## The records
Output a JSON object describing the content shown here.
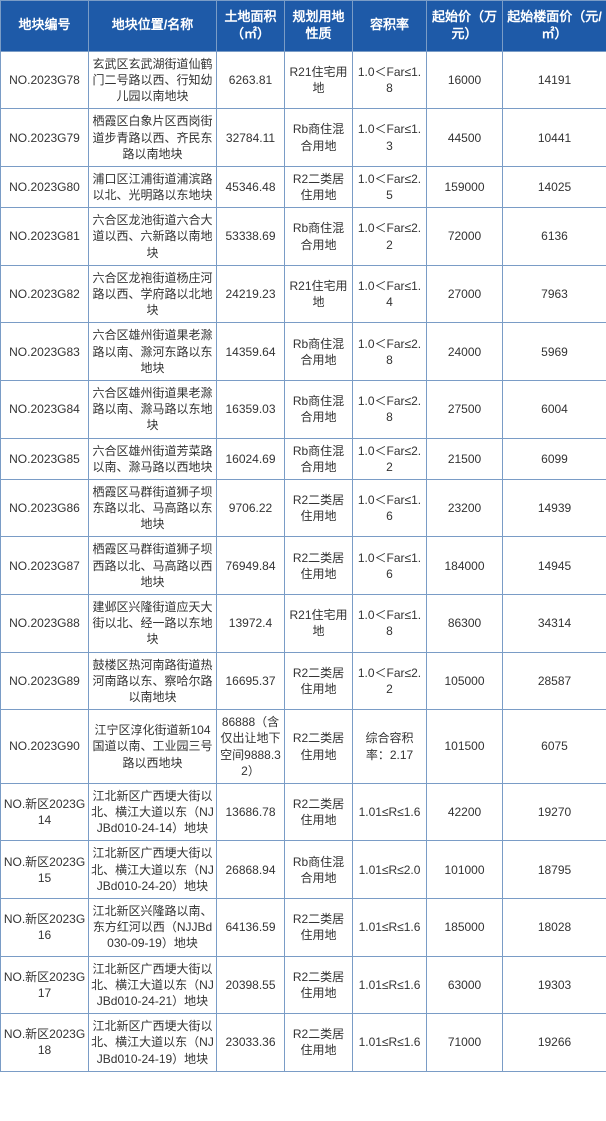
{
  "table": {
    "header_bg": "#1e5aa8",
    "header_color": "#ffffff",
    "border_color": "#7a9cc6",
    "cell_color": "#333333",
    "columns": [
      "地块编号",
      "地块位置/名称",
      "土地面积（㎡）",
      "规划用地性质",
      "容积率",
      "起始价（万元）",
      "起始楼面价（元/㎡）"
    ],
    "rows": [
      [
        "NO.2023G78",
        "玄武区玄武湖街道仙鹤门二号路以西、行知幼儿园以南地块",
        "6263.81",
        "R21住宅用地",
        "1.0＜Far≤1.8",
        "16000",
        "14191"
      ],
      [
        "NO.2023G79",
        "栖霞区白象片区西岗街道步青路以西、齐民东路以南地块",
        "32784.11",
        "Rb商住混合用地",
        "1.0＜Far≤1.3",
        "44500",
        "10441"
      ],
      [
        "NO.2023G80",
        "浦口区江浦街道浦滨路以北、光明路以东地块",
        "45346.48",
        "R2二类居住用地",
        "1.0＜Far≤2.5",
        "159000",
        "14025"
      ],
      [
        "NO.2023G81",
        "六合区龙池街道六合大道以西、六新路以南地块",
        "53338.69",
        "Rb商住混合用地",
        "1.0＜Far≤2.2",
        "72000",
        "6136"
      ],
      [
        "NO.2023G82",
        "六合区龙袍街道杨庄河路以西、学府路以北地块",
        "24219.23",
        "R21住宅用地",
        "1.0＜Far≤1.4",
        "27000",
        "7963"
      ],
      [
        "NO.2023G83",
        "六合区雄州街道果老滁路以南、滁河东路以东地块",
        "14359.64",
        "Rb商住混合用地",
        "1.0＜Far≤2.8",
        "24000",
        "5969"
      ],
      [
        "NO.2023G84",
        "六合区雄州街道果老滁路以南、滁马路以东地块",
        "16359.03",
        "Rb商住混合用地",
        "1.0＜Far≤2.8",
        "27500",
        "6004"
      ],
      [
        "NO.2023G85",
        "六合区雄州街道芳菜路以南、滁马路以西地块",
        "16024.69",
        "Rb商住混合用地",
        "1.0＜Far≤2.2",
        "21500",
        "6099"
      ],
      [
        "NO.2023G86",
        "栖霞区马群街道狮子坝东路以北、马高路以东地块",
        "9706.22",
        "R2二类居住用地",
        "1.0＜Far≤1.6",
        "23200",
        "14939"
      ],
      [
        "NO.2023G87",
        "栖霞区马群街道狮子坝西路以北、马高路以西地块",
        "76949.84",
        "R2二类居住用地",
        "1.0＜Far≤1.6",
        "184000",
        "14945"
      ],
      [
        "NO.2023G88",
        "建邺区兴隆街道应天大街以北、经一路以东地块",
        "13972.4",
        "R21住宅用地",
        "1.0＜Far≤1.8",
        "86300",
        "34314"
      ],
      [
        "NO.2023G89",
        "鼓楼区热河南路街道热河南路以东、察哈尔路以南地块",
        "16695.37",
        "R2二类居住用地",
        "1.0＜Far≤2.2",
        "105000",
        "28587"
      ],
      [
        "NO.2023G90",
        "江宁区淳化街道新104国道以南、工业园三号路以西地块",
        "86888（含仅出让地下空间9888.32）",
        "R2二类居住用地",
        "综合容积率：2.17",
        "101500",
        "6075"
      ],
      [
        "NO.新区2023G14",
        "江北新区广西埂大街以北、横江大道以东（NJJBd010-24-14）地块",
        "13686.78",
        "R2二类居住用地",
        "1.01≤R≤1.6",
        "42200",
        "19270"
      ],
      [
        "NO.新区2023G15",
        "江北新区广西埂大街以北、横江大道以东（NJJBd010-24-20）地块",
        "26868.94",
        "Rb商住混合用地",
        "1.01≤R≤2.0",
        "101000",
        "18795"
      ],
      [
        "NO.新区2023G16",
        "江北新区兴隆路以南、东方红河以西（NJJBd030-09-19）地块",
        "64136.59",
        "R2二类居住用地",
        "1.01≤R≤1.6",
        "185000",
        "18028"
      ],
      [
        "NO.新区2023G17",
        "江北新区广西埂大街以北、横江大道以东（NJJBd010-24-21）地块",
        "20398.55",
        "R2二类居住用地",
        "1.01≤R≤1.6",
        "63000",
        "19303"
      ],
      [
        "NO.新区2023G18",
        "江北新区广西埂大街以北、横江大道以东（NJJBd010-24-19）地块",
        "23033.36",
        "R2二类居住用地",
        "1.01≤R≤1.6",
        "71000",
        "19266"
      ]
    ]
  }
}
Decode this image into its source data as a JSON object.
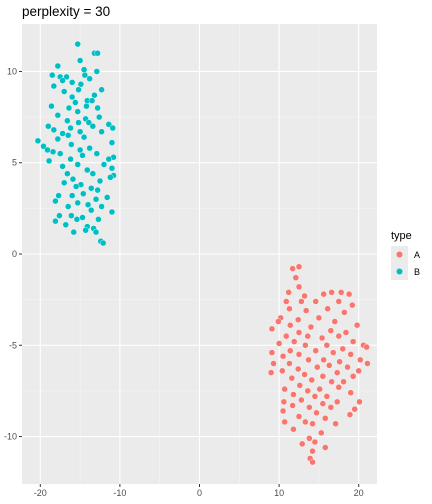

## Problem to work on
Identify every line where the string "object" appears.

## Correct output
Output a JSON object describing the content shown here.
Decode this image into its source data as a JSON object.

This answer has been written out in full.